**PROMPT**
Copy out each line of the data holding "text".
>> begin
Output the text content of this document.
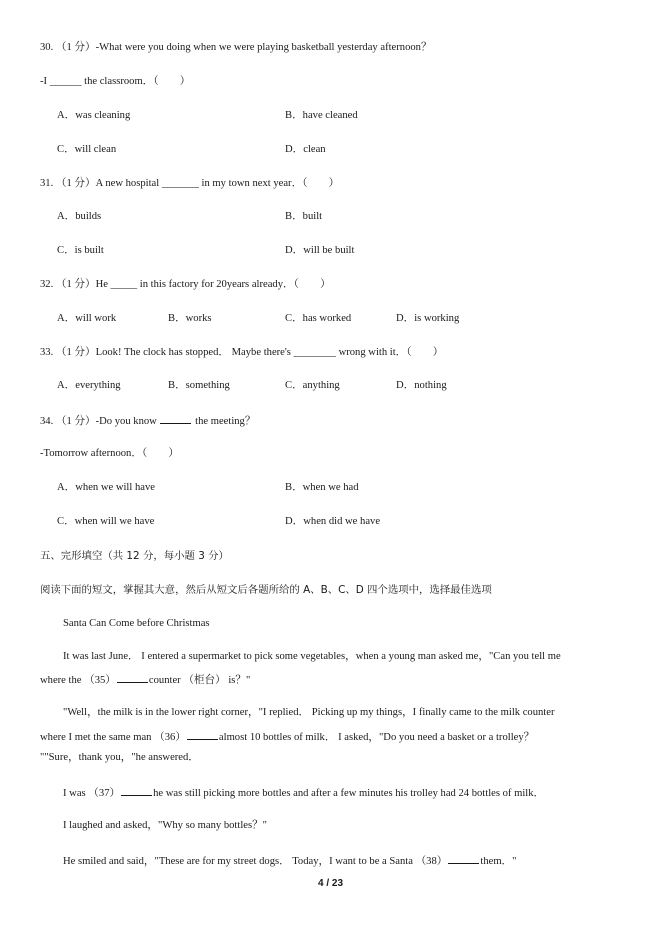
30. （1 分）-What were you doing when we were playing basketball yesterday afternoon？
-I ______ the classroom．（　　）
A．was cleaning	B．have cleaned
C．will clean	D．clean
31. （1 分）A new hospital _______ in my town next year．（　　）
A．builds	B．built
C．is built	D．will be built
32. （1 分）He _____ in this factory for 20years already．（　　）
A．will work	B．works	C．has worked	D．is working
33. （1 分）Look! The clock has stopped． Maybe there's ________ wrong with it．（　　）
A．everything	B．something	C．anything	D．nothing
34. （1 分）-Do you know	the meeting？
-Tomorrow afternoon．（　　）
A．when we will have	B．when we had
C．when will we have	D．when did we have
五、完形填空（共 12 分，每小题 3 分）
阅读下面的短文，掌握其大意，然后从短文后各题所给的 A、B、C、D 四个选项中，选择最佳选项
Santa Can Come before Christmas
It was last June． I entered a supermarket to pick some vegetables，when a young man asked me，"Can you tell me
where the （35）	counter （柜台） is？"
"Well，the milk is in the lower right corner，"I replied． Picking up my things，I finally came to the milk counter
where I met the same man （36）	almost 10 bottles of milk． I asked，"Do you need a basket or a trolley？
""Sure，thank you，"he answered．
I was （37）	he was still picking more bottles and after a few minutes his trolley had 24 bottles of milk．
I laughed and asked，"Why so many bottles？"
He smiled and said，"These are for my street dogs． Today，I want to be a Santa （38）	them．"
4 / 23
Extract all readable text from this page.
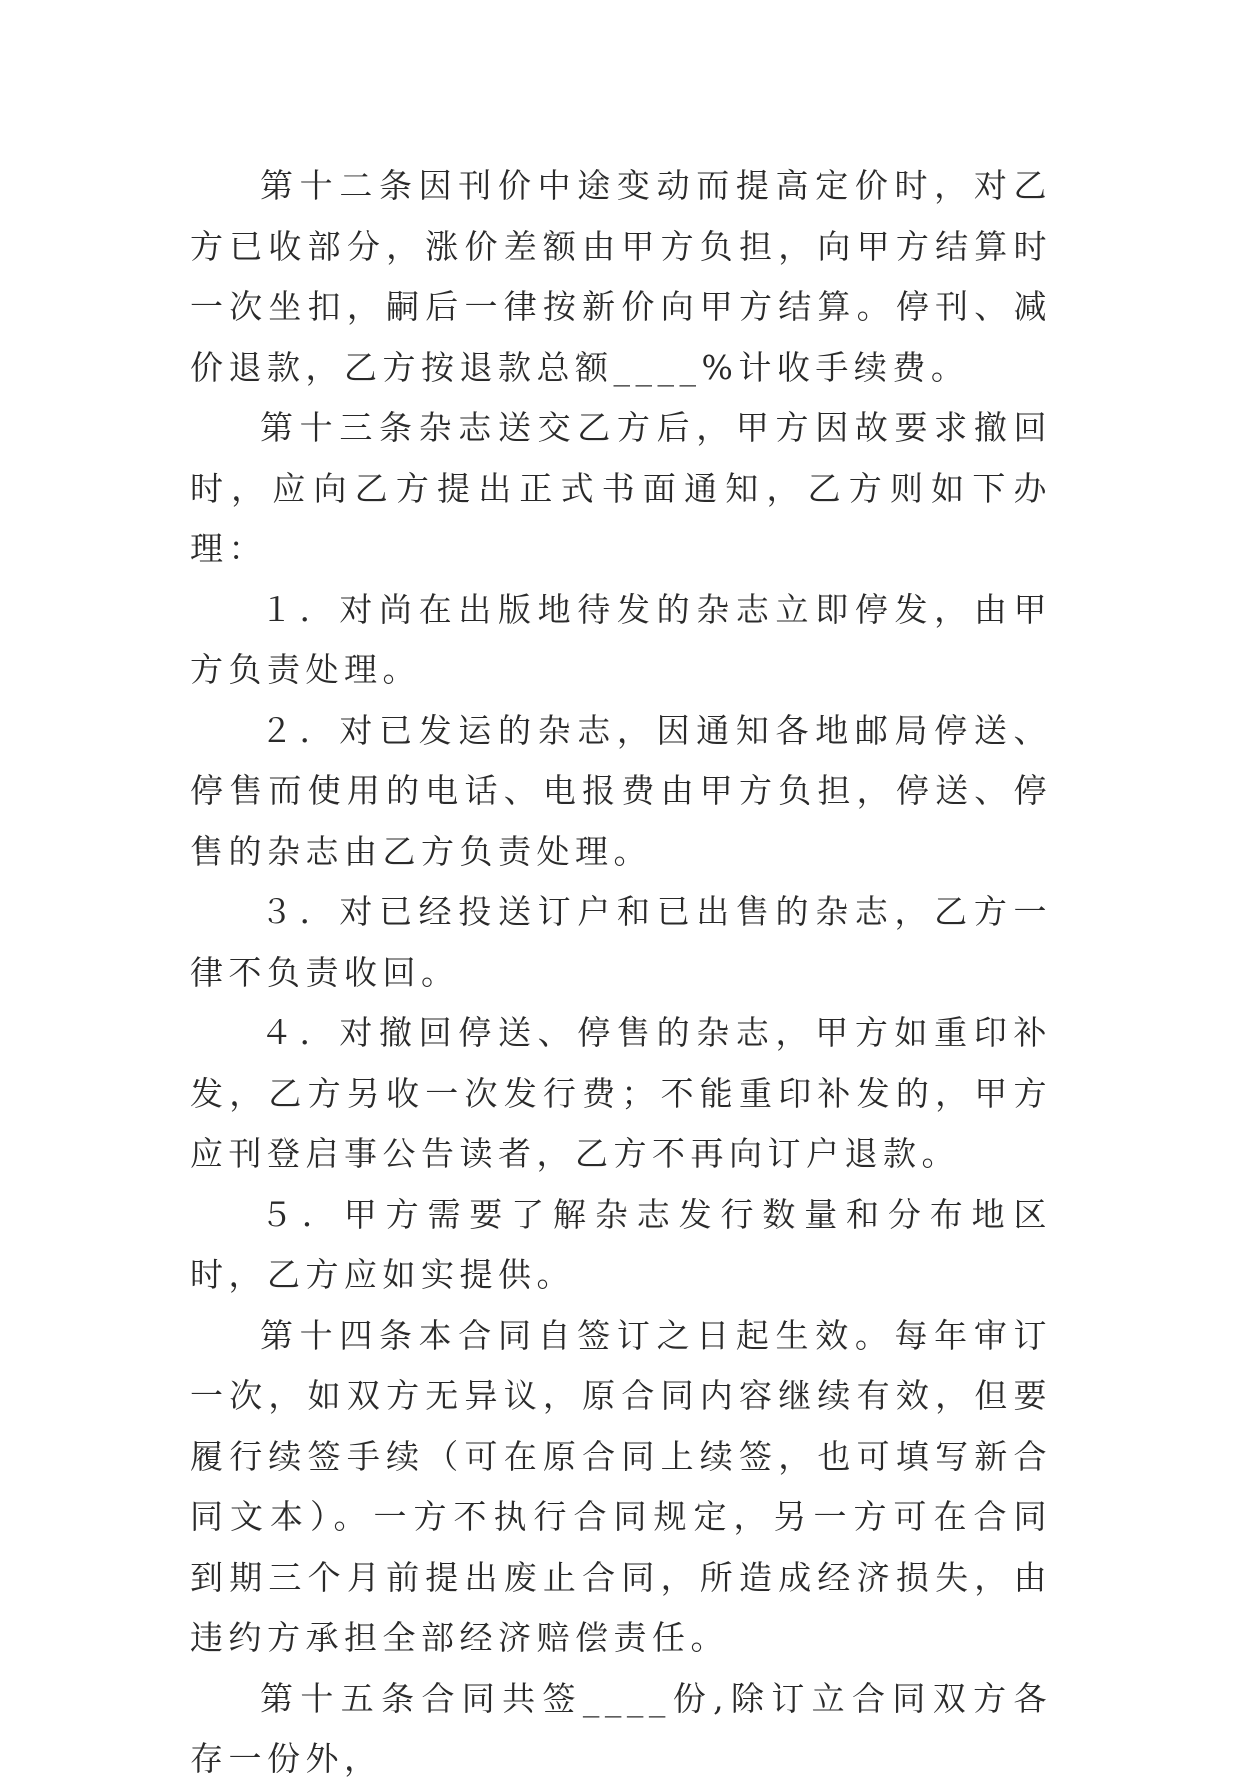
第十二条因刊价中途变动而提高定价时，对乙方已收部分，涨价差额由甲方负担，向甲方结算时一次坐扣，嗣后一律按新价向甲方结算。停刊、减价退款，乙方按退款总额____%计收手续费。

第十三条杂志送交乙方后，甲方因故要求撤回时，应向乙方提出正式书面通知，乙方则如下办理：

１．对尚在出版地待发的杂志立即停发，由甲方负责处理。

２．对已发运的杂志，因通知各地邮局停送、停售而使用的电话、电报费由甲方负担，停送、停售的杂志由乙方负责处理。

３．对已经投送订户和已出售的杂志，乙方一律不负责收回。

４．对撤回停送、停售的杂志，甲方如重印补发，乙方另收一次发行费；不能重印补发的，甲方应刊登启事公告读者，乙方不再向订户退款。

５．甲方需要了解杂志发行数量和分布地区时，乙方应如实提供。

第十四条本合同自签订之日起生效。每年审订一次，如双方无异议，原合同内容继续有效，但要履行续签手续（可在原合同上续签，也可填写新合同文本）。一方不执行合同规定，另一方可在合同到期三个月前提出废止合同，所造成经济损失，由违约方承担全部经济赔偿责任。

第十五条合同共签____份,除订立合同双方各存一份外，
>> end
**ANSWER TO THIS PROBLEM**
Output the text content of this document.
Extract all readable text from this page.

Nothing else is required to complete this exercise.